[start Given information]

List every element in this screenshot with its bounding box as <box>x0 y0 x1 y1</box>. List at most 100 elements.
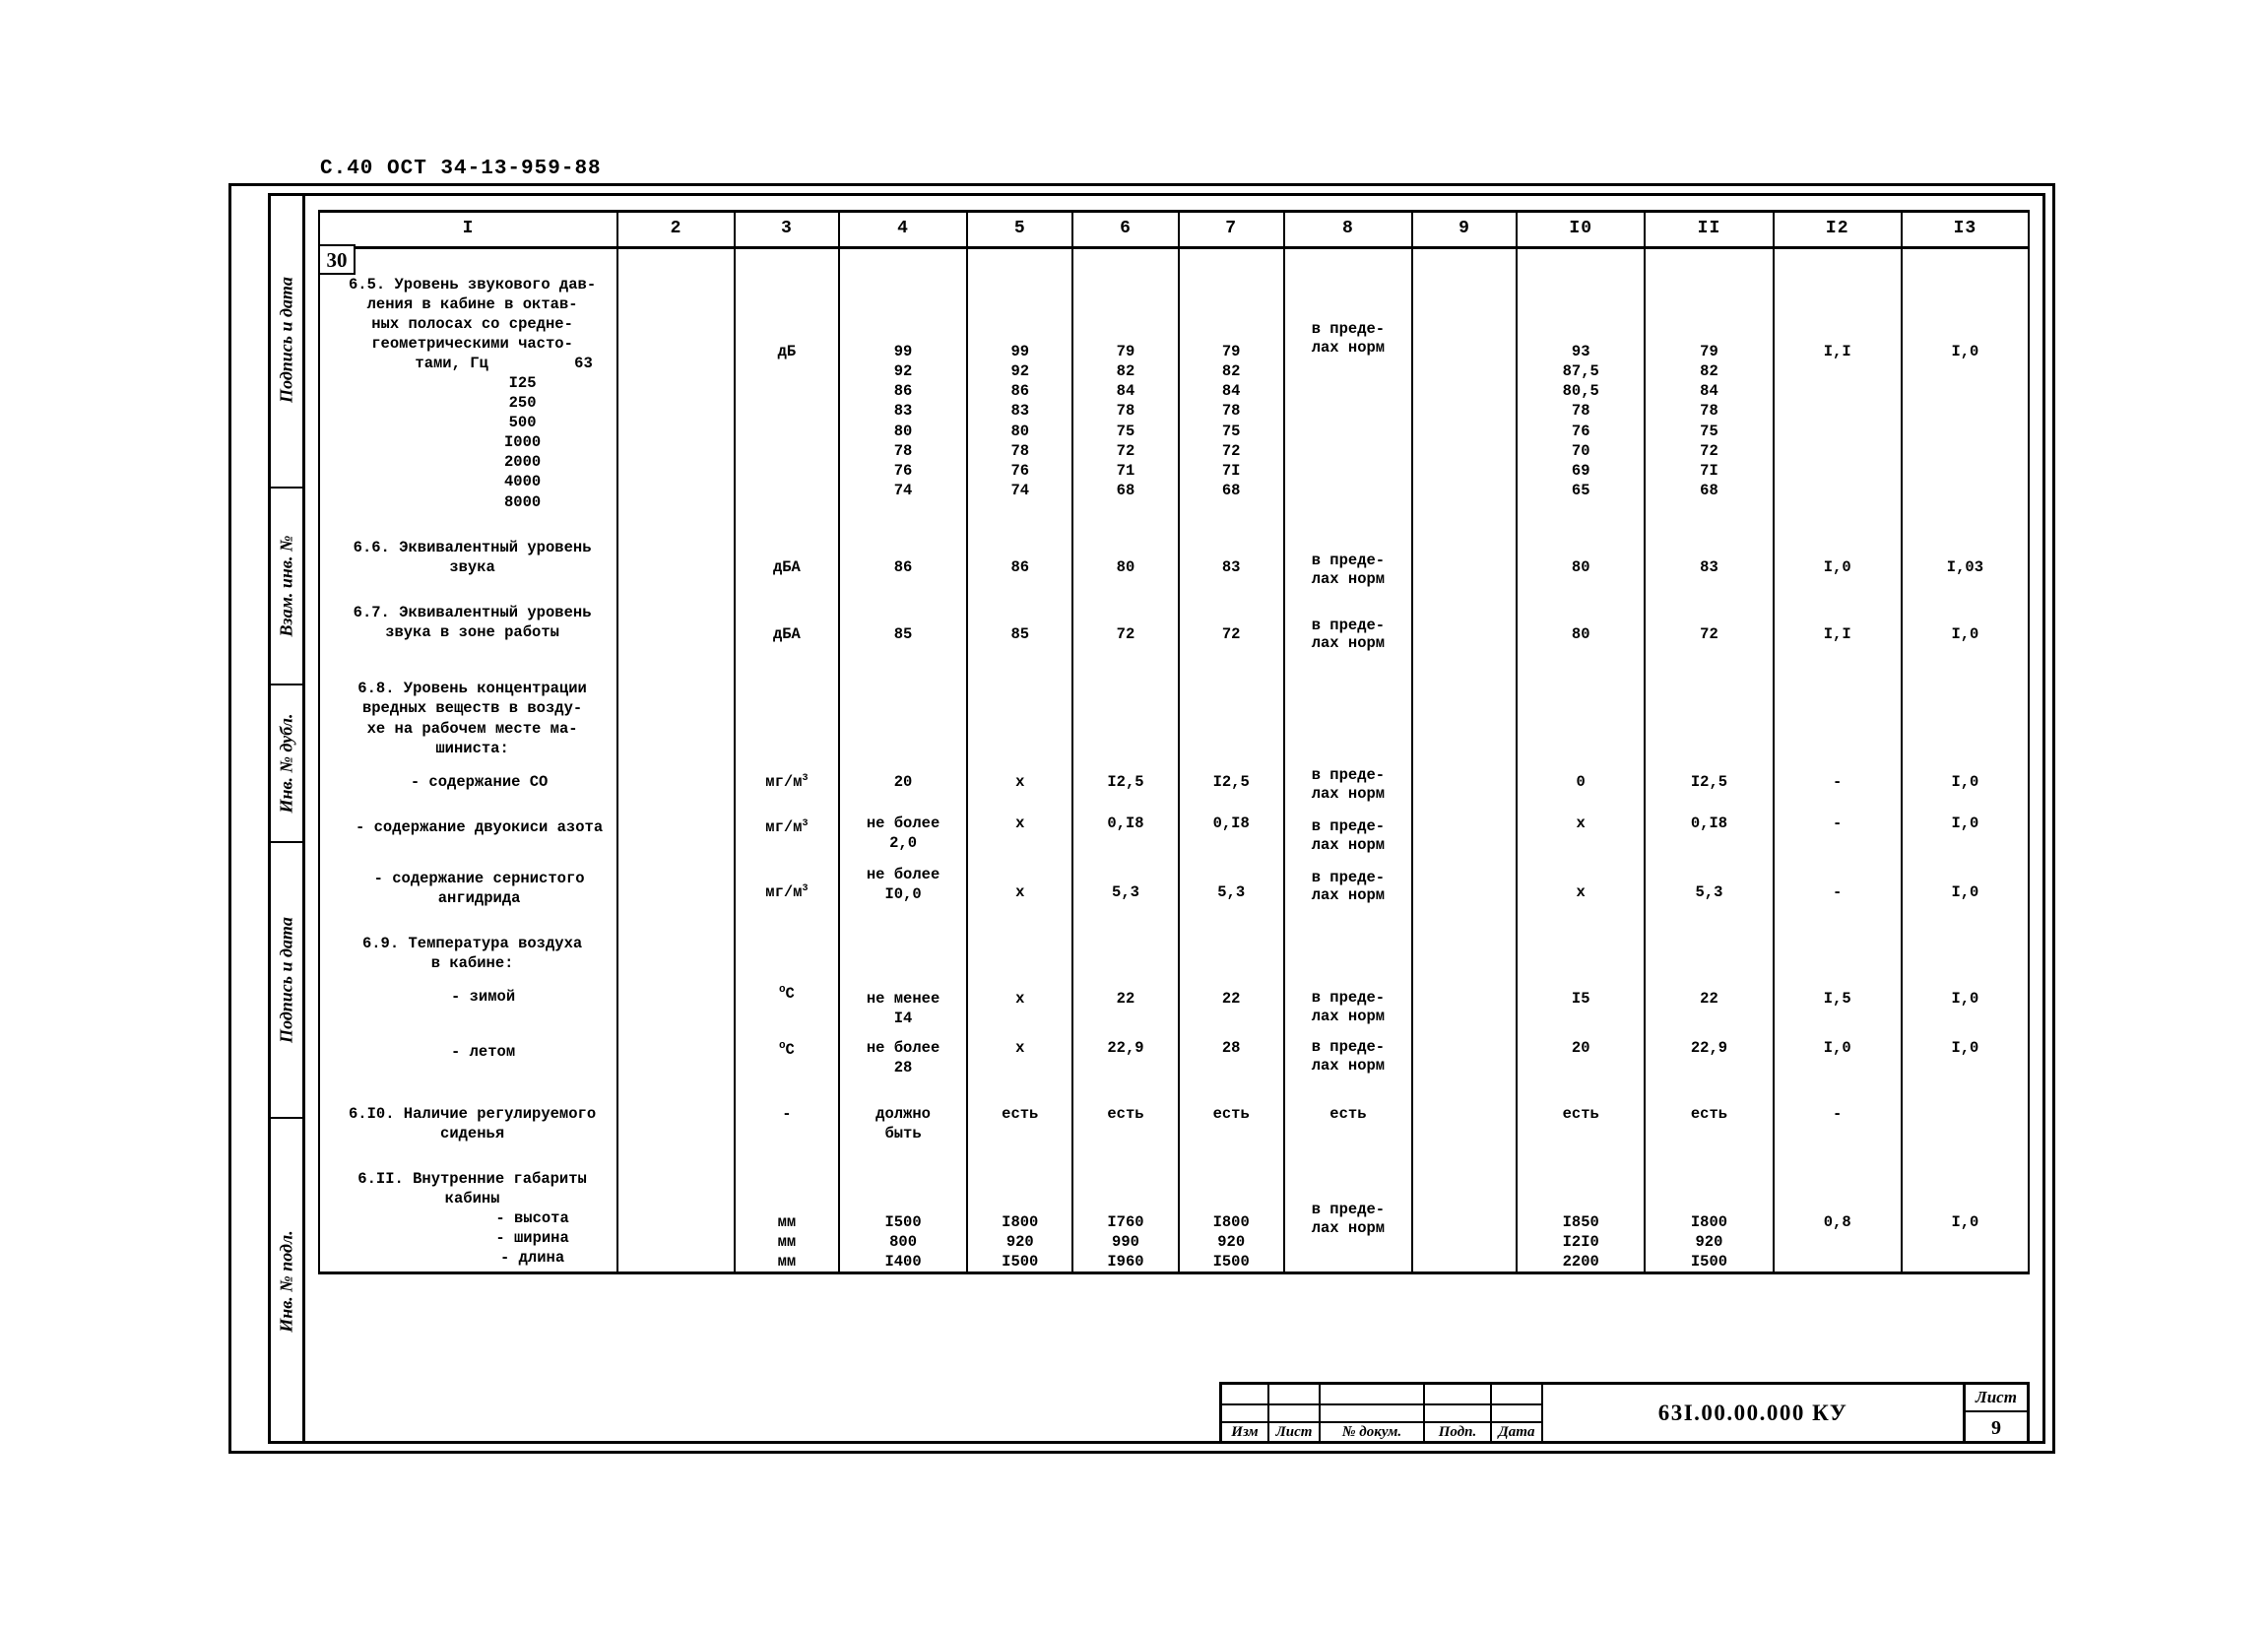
cell-c5: х <box>966 854 1074 908</box>
cell-c9 <box>1411 907 1519 974</box>
cell-c4: не менее I4 <box>837 973 969 1029</box>
value: 86 <box>893 382 913 401</box>
row-title-line: - содержание двуокиси азота <box>356 817 604 836</box>
value-in-norm: в преде- лах норм <box>1311 989 1386 1025</box>
unit-label: оС <box>778 1039 795 1059</box>
value: 79 <box>1221 343 1241 360</box>
value: 84 <box>1221 382 1241 401</box>
value: есть <box>1562 1104 1599 1123</box>
cell-c2 <box>616 907 736 974</box>
row-title-line: тами, Гц <box>415 354 488 372</box>
cell-c3-unit <box>733 907 840 974</box>
value-in-norm: в преде- лах норм <box>1311 765 1386 803</box>
value: 68 <box>1700 481 1718 499</box>
unit-label: оС <box>778 984 795 1004</box>
freq-label-63: 63 <box>574 354 593 372</box>
cell-c4: 20 <box>837 757 969 804</box>
row-title-line: шиниста: <box>435 739 509 757</box>
cell-c5 <box>966 653 1074 758</box>
value: 76 <box>893 461 913 480</box>
cell-c11: есть <box>1644 1077 1775 1143</box>
cell-c13: I,0 <box>1900 588 2031 654</box>
cell-c11: I2,5 <box>1644 757 1775 804</box>
value: х <box>1015 882 1025 901</box>
value: 80 <box>1116 557 1135 576</box>
value: 7I <box>1700 461 1718 480</box>
cell-c6: 72 <box>1071 588 1180 654</box>
cell-c10: есть <box>1516 1077 1647 1143</box>
page-header: С.40 ОСТ 34-13-959-88 <box>320 158 602 180</box>
cell-c2 <box>616 247 736 512</box>
row-title-6-9: 6.9. Температура воздуха в кабине: <box>317 907 619 974</box>
cell-c12: I,0 <box>1772 511 1903 589</box>
cell-c2 <box>616 588 736 654</box>
cell-c13: I,03 <box>1900 511 2031 589</box>
margin-cell-inv-podl: Инв. № подл. <box>268 1119 305 1444</box>
value: 5,3 <box>1217 882 1246 901</box>
row-title-line: ления в кабине в октав- <box>366 295 578 314</box>
value: 78 <box>1700 402 1718 421</box>
value: - <box>1833 1104 1843 1123</box>
value-in-norm: в преде- лах норм <box>1311 551 1386 588</box>
margin-label: Инв. № подл. <box>276 1230 296 1333</box>
col-header-2: 2 <box>616 210 736 249</box>
unit-label: дБА <box>772 557 801 576</box>
cell-c9 <box>1411 588 1519 654</box>
sheet-number: 9 <box>1991 1417 2001 1439</box>
value: 80 <box>893 422 913 440</box>
unit-label: мг/м3 <box>765 772 809 792</box>
cell-c11: 72 <box>1644 588 1775 654</box>
value: 84 <box>1700 382 1718 401</box>
table-body: 6.5. Уровень звукового дав- ления в каби… <box>317 247 2031 1275</box>
cell-c3-unit: оС <box>733 1028 840 1078</box>
value: не более 28 <box>866 1039 940 1077</box>
left-margin-stamp-strip: Подпись и дата Взам. инв. № Инв. № дубл.… <box>268 193 305 1444</box>
value: х <box>1576 814 1586 832</box>
revision-balloon: 30 <box>318 244 356 275</box>
cell-c7: 0,I8 <box>1177 803 1285 855</box>
row-title-line: 6.I0. Наличие регулируемого <box>349 1104 597 1123</box>
row-title-line: геометрическими часто- <box>371 335 573 354</box>
row-title-line: сиденья <box>440 1124 505 1142</box>
cell-c8: в преде- лах норм <box>1282 1142 1414 1275</box>
cell-c13: I,0 <box>1900 1028 2031 1078</box>
row-title-line: ных полосах со средне- <box>371 315 573 334</box>
cell-c12 <box>1772 907 1903 974</box>
value: 86 <box>893 557 913 576</box>
value: I760 <box>1107 1212 1144 1231</box>
freq-label-8000: 8000 <box>503 492 542 511</box>
row-title-line: - летом <box>451 1043 516 1062</box>
cell-c4: I500 800 I400 <box>837 1142 969 1275</box>
row-title-line: вредных веществ в возду- <box>361 699 583 718</box>
value: 80 <box>1571 624 1590 643</box>
cell-c9 <box>1411 757 1519 804</box>
value: I400 <box>884 1253 922 1271</box>
cell-c2 <box>616 757 736 804</box>
row-title-width: - ширина <box>495 1229 569 1248</box>
cell-c6 <box>1071 653 1180 758</box>
cell-c13 <box>1900 653 2031 758</box>
value: 0,I8 <box>1690 814 1728 832</box>
cell-c4 <box>837 653 969 758</box>
cell-c3-unit: мм мм мм <box>733 1142 840 1275</box>
cell-c10: 20 <box>1516 1028 1647 1078</box>
unit-label: дБА <box>772 624 801 643</box>
cell-c13 <box>1900 907 2031 974</box>
cell-c7: есть <box>1177 1077 1285 1143</box>
cell-c5: I800 920 I500 <box>966 1142 1074 1275</box>
cell-c9 <box>1411 973 1519 1029</box>
cell-c12: - <box>1772 1077 1903 1143</box>
cell-c9 <box>1411 803 1519 855</box>
value: 5,3 <box>1112 882 1139 901</box>
value: I,5 <box>1823 990 1851 1009</box>
cell-c7: 22 <box>1177 973 1285 1029</box>
cell-c4 <box>837 907 969 974</box>
cell-c10: х <box>1516 803 1647 855</box>
cell-c9 <box>1411 653 1519 758</box>
title-block-col-izm: Изм <box>1222 1385 1269 1441</box>
value: 72 <box>1116 441 1135 460</box>
cell-c5: х <box>966 973 1074 1029</box>
freq-label-250: 250 <box>508 393 537 412</box>
cell-c10: I5 <box>1516 973 1647 1029</box>
value-in-norm: в преде- лах норм <box>1311 1038 1386 1076</box>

[end Given information]

**Task**
Copy out every line of the material above word for word, leaving out the pictures.

**Answer to this problem**
List every element in this screenshot with its bounding box as <box>x0 y0 x1 y1</box>. List at most 100 elements.
cell-c5: х <box>966 854 1074 908</box>
cell-c9 <box>1411 907 1519 974</box>
cell-c4: не менее I4 <box>837 973 969 1029</box>
value: 86 <box>893 382 913 401</box>
row-title-line: - содержание двуокиси азота <box>356 817 604 836</box>
value-in-norm: в преде- лах норм <box>1311 989 1386 1025</box>
unit-label: оС <box>778 1039 795 1059</box>
value: 79 <box>1221 343 1241 360</box>
value: 84 <box>1221 382 1241 401</box>
value: есть <box>1562 1104 1599 1123</box>
cell-c2 <box>616 907 736 974</box>
row-title-line: тами, Гц <box>415 354 488 372</box>
cell-c3-unit <box>733 907 840 974</box>
value-in-norm: в преде- лах норм <box>1311 765 1386 803</box>
value: 68 <box>1700 481 1718 499</box>
unit-label: оС <box>778 984 795 1004</box>
freq-label-63: 63 <box>574 354 593 372</box>
cell-c4: 20 <box>837 757 969 804</box>
row-title-line: шиниста: <box>435 739 509 757</box>
cell-c5 <box>966 653 1074 758</box>
value: 76 <box>893 461 913 480</box>
cell-c11: есть <box>1644 1077 1775 1143</box>
cell-c13: I,0 <box>1900 588 2031 654</box>
cell-c11: I2,5 <box>1644 757 1775 804</box>
value: х <box>1015 882 1025 901</box>
value: 80 <box>1116 557 1135 576</box>
value: 7I <box>1700 461 1718 480</box>
cell-c6: 72 <box>1071 588 1180 654</box>
cell-c10: есть <box>1516 1077 1647 1143</box>
page-header: С.40 ОСТ 34-13-959-88 <box>320 158 602 180</box>
cell-c2 <box>616 247 736 512</box>
row-title-6-9: 6.9. Температура воздуха в кабине: <box>317 907 619 974</box>
cell-c12: I,0 <box>1772 511 1903 589</box>
cell-c2 <box>616 588 736 654</box>
cell-c13: I,03 <box>1900 511 2031 589</box>
margin-cell-inv-podl: Инв. № подл. <box>268 1119 305 1444</box>
value: 5,3 <box>1217 882 1246 901</box>
row-title-line: ления в кабине в октав- <box>366 295 578 314</box>
value: 78 <box>1700 402 1718 421</box>
value: - <box>1833 1104 1843 1123</box>
value-in-norm: в преде- лах норм <box>1311 551 1386 588</box>
margin-label: Инв. № подл. <box>276 1230 296 1333</box>
col-header-2: 2 <box>616 210 736 249</box>
unit-label: дБА <box>772 557 801 576</box>
cell-c9 <box>1411 588 1519 654</box>
sheet-number: 9 <box>1991 1417 2001 1439</box>
value: 80 <box>893 422 913 440</box>
unit-label: мг/м3 <box>765 772 809 792</box>
cell-c11: 72 <box>1644 588 1775 654</box>
value: 84 <box>1700 382 1718 401</box>
table-body: 6.5. Уровень звукового дав- ления в каби… <box>317 247 2031 1275</box>
cell-c3-unit: оС <box>733 1028 840 1078</box>
value: не более 28 <box>866 1039 940 1077</box>
left-margin-stamp-strip: Подпись и дата Взам. инв. № Инв. № дубл.… <box>268 193 305 1444</box>
value: х <box>1576 814 1586 832</box>
revision-balloon: 30 <box>318 244 356 275</box>
cell-c7: 0,I8 <box>1177 803 1285 855</box>
row-title-line: 6.I0. Наличие регулируемого <box>349 1104 597 1123</box>
row-title-line: геометрическими часто- <box>371 335 573 354</box>
row-title-line: сиденья <box>440 1124 505 1142</box>
cell-c8: в преде- лах норм <box>1282 1142 1414 1275</box>
cell-c13: I,0 <box>1900 1028 2031 1078</box>
row-title-line: ных полосах со средне- <box>371 315 573 334</box>
cell-c12 <box>1772 907 1903 974</box>
value: 86 <box>893 557 913 576</box>
value: I760 <box>1107 1212 1144 1231</box>
freq-label-8000: 8000 <box>503 492 542 511</box>
row-title-line: - летом <box>451 1043 516 1062</box>
cell-c4: I500 800 I400 <box>837 1142 969 1275</box>
row-title-line: вредных веществ в возду- <box>361 699 583 718</box>
value: 80 <box>1571 624 1590 643</box>
cell-c9 <box>1411 757 1519 804</box>
value: I400 <box>884 1253 922 1271</box>
cell-c2 <box>616 757 736 804</box>
row-title-width: - ширина <box>495 1229 569 1248</box>
cell-c6 <box>1071 653 1180 758</box>
cell-c13 <box>1900 653 2031 758</box>
value: 0,I8 <box>1690 814 1728 832</box>
cell-c4 <box>837 653 969 758</box>
cell-c3-unit: мм мм мм <box>733 1142 840 1275</box>
cell-c10: 20 <box>1516 1028 1647 1078</box>
unit-label: дБА <box>772 624 801 643</box>
cell-c13 <box>1900 907 2031 974</box>
cell-c7: есть <box>1177 1077 1285 1143</box>
cell-c5: I800 920 I500 <box>966 1142 1074 1275</box>
cell-c9 <box>1411 973 1519 1029</box>
cell-c12: - <box>1772 1077 1903 1143</box>
cell-c9 <box>1411 803 1519 855</box>
value: 5,3 <box>1112 882 1139 901</box>
value: I,5 <box>1823 990 1851 1009</box>
cell-c7: 22 <box>1177 973 1285 1029</box>
cell-c4 <box>837 907 969 974</box>
cell-c10: х <box>1516 803 1647 855</box>
cell-c9 <box>1411 653 1519 758</box>
title-block-col-izm: Изм <box>1222 1385 1269 1441</box>
value: 72 <box>1116 441 1135 460</box>
cell-c5: х <box>966 973 1074 1029</box>
freq-label-250: 250 <box>508 393 537 412</box>
cell-c10: I5 <box>1516 973 1647 1029</box>
value-in-norm: в преде- лах норм <box>1311 1038 1386 1076</box>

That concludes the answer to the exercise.